**** Stored rows ****

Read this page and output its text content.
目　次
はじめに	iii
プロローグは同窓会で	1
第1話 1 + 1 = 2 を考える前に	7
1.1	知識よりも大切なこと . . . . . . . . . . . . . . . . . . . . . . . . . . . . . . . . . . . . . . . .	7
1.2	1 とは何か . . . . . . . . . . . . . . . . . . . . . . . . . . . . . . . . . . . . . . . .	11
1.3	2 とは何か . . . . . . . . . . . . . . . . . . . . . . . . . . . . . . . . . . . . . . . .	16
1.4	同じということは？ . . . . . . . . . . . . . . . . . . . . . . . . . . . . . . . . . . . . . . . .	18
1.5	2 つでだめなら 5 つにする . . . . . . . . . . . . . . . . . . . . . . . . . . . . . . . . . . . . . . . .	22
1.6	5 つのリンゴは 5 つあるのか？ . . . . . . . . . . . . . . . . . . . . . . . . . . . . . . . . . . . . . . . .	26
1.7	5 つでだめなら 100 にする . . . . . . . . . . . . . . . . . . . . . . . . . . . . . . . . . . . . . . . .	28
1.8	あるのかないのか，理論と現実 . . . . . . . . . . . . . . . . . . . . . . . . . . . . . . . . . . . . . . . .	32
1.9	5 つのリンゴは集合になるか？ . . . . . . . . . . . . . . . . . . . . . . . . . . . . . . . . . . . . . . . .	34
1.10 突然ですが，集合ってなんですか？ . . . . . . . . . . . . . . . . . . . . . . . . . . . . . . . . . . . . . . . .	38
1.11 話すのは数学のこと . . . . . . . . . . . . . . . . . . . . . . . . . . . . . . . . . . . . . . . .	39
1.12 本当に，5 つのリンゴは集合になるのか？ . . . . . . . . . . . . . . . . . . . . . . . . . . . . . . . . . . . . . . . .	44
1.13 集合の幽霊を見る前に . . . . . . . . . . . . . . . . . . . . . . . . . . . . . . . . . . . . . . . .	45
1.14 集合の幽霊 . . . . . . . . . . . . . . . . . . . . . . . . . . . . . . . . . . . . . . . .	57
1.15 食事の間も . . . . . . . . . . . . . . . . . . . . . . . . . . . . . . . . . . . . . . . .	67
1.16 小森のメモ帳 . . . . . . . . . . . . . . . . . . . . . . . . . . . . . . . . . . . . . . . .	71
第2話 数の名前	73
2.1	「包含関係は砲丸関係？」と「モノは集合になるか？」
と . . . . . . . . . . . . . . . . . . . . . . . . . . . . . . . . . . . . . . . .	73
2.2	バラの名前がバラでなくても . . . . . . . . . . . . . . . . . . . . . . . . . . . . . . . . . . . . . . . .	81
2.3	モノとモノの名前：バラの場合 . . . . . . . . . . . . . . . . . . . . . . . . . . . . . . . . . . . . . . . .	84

****

* [Exercise instructions]:
Your answer should be a single number: the count of lines in the data that include the word "つでだめなら".

* [Answer for this exercise]:
2